··· TASK DATA ···

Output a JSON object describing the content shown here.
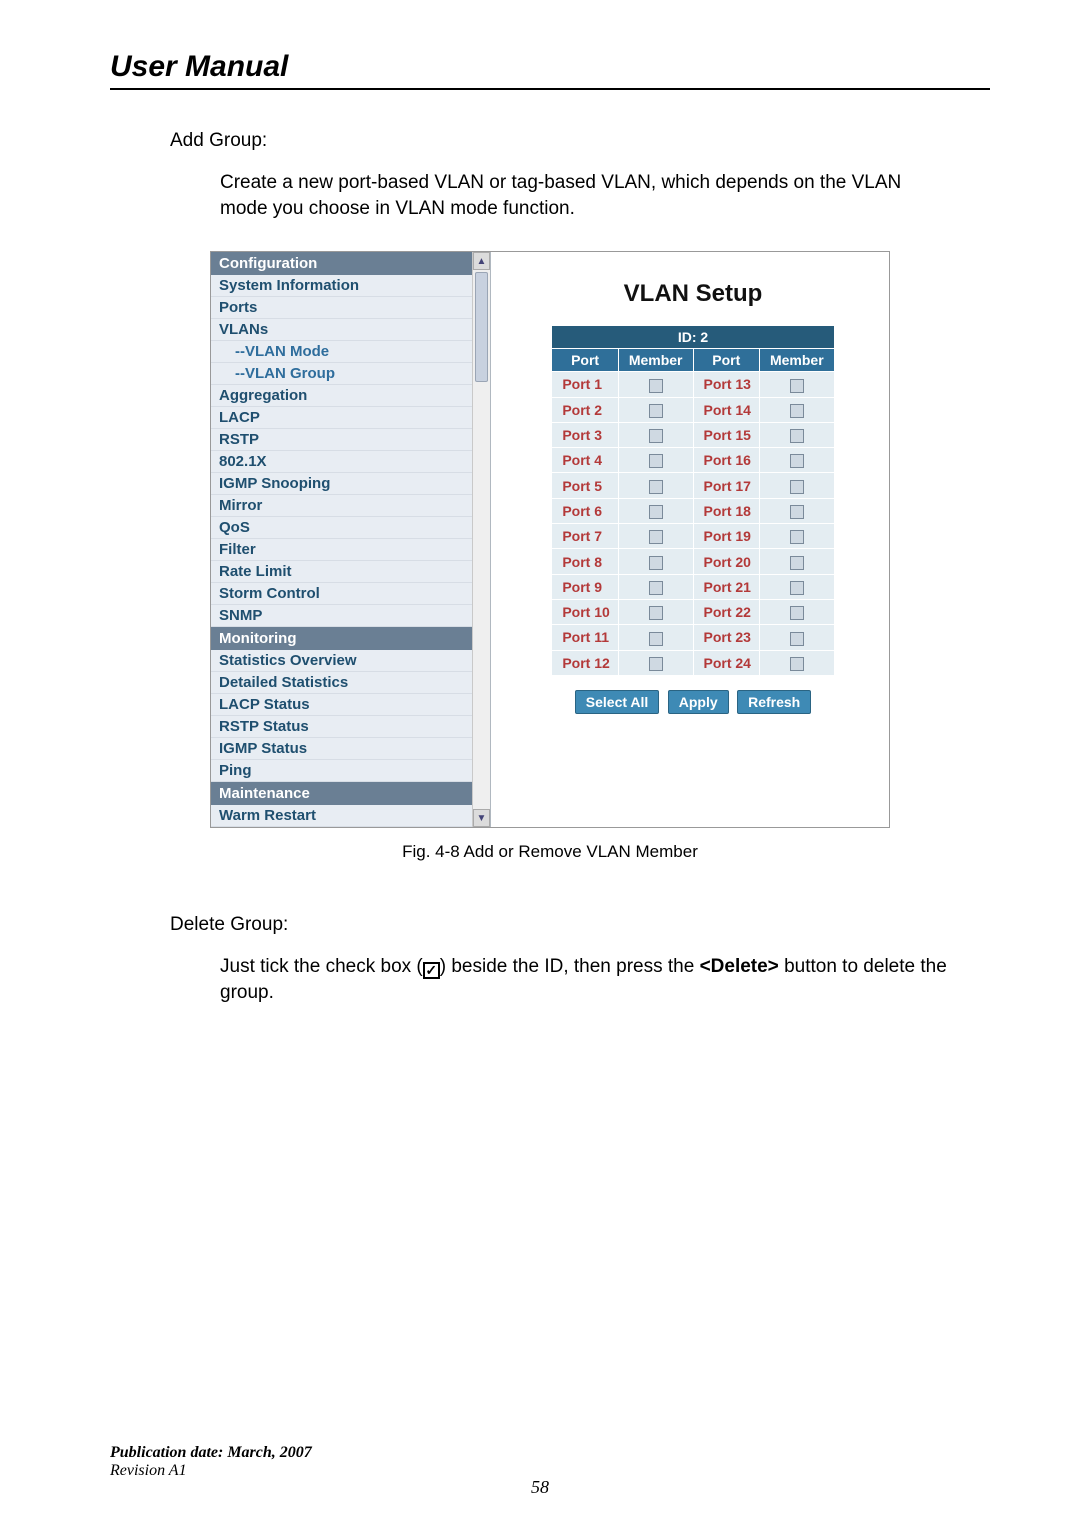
{
  "doc_title": "User Manual",
  "add_group_heading": "Add Group:",
  "add_group_body": "Create a new port-based VLAN or tag-based VLAN, which depends on the VLAN mode you choose in VLAN mode function.",
  "caption": "Fig. 4-8 Add or Remove VLAN Member",
  "delete_group_heading": "Delete Group:",
  "delete_group_body_pre": "Just tick the check box (",
  "delete_group_body_post": ") beside the ID, then press the ",
  "delete_bold": "<Delete>",
  "delete_group_body_end": " button to delete the group.",
  "footer_pub": "Publication date: March, 2007",
  "footer_rev": "Revision A1",
  "page_no": "58",
  "screenshot": {
    "nav": {
      "headers": {
        "configuration": "Configuration",
        "monitoring": "Monitoring",
        "maintenance": "Maintenance"
      },
      "items": [
        "System Information",
        "Ports",
        "VLANs",
        "--VLAN Mode",
        "--VLAN Group",
        "Aggregation",
        "LACP",
        "RSTP",
        "802.1X",
        "IGMP Snooping",
        "Mirror",
        "QoS",
        "Filter",
        "Rate Limit",
        "Storm Control",
        "SNMP"
      ],
      "monitoring_items": [
        "Statistics Overview",
        "Detailed Statistics",
        "LACP Status",
        "RSTP Status",
        "IGMP Status",
        "Ping"
      ],
      "maintenance_items": [
        "Warm Restart"
      ]
    },
    "content": {
      "title": "VLAN Setup",
      "id_label": "ID: 2",
      "col_port": "Port",
      "col_member": "Member",
      "ports_left": [
        "Port 1",
        "Port 2",
        "Port 3",
        "Port 4",
        "Port 5",
        "Port 6",
        "Port 7",
        "Port 8",
        "Port 9",
        "Port 10",
        "Port 11",
        "Port 12"
      ],
      "ports_right": [
        "Port 13",
        "Port 14",
        "Port 15",
        "Port 16",
        "Port 17",
        "Port 18",
        "Port 19",
        "Port 20",
        "Port 21",
        "Port 22",
        "Port 23",
        "Port 24"
      ],
      "btn_select_all": "Select All",
      "btn_apply": "Apply",
      "btn_refresh": "Refresh"
    }
  }
}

···

(EXERCISE):
Locate and copy each line in the data above that includes the word "Status".

(WORKED ANSWER):
        "LACP Status",
        "RSTP Status",
        "IGMP Status",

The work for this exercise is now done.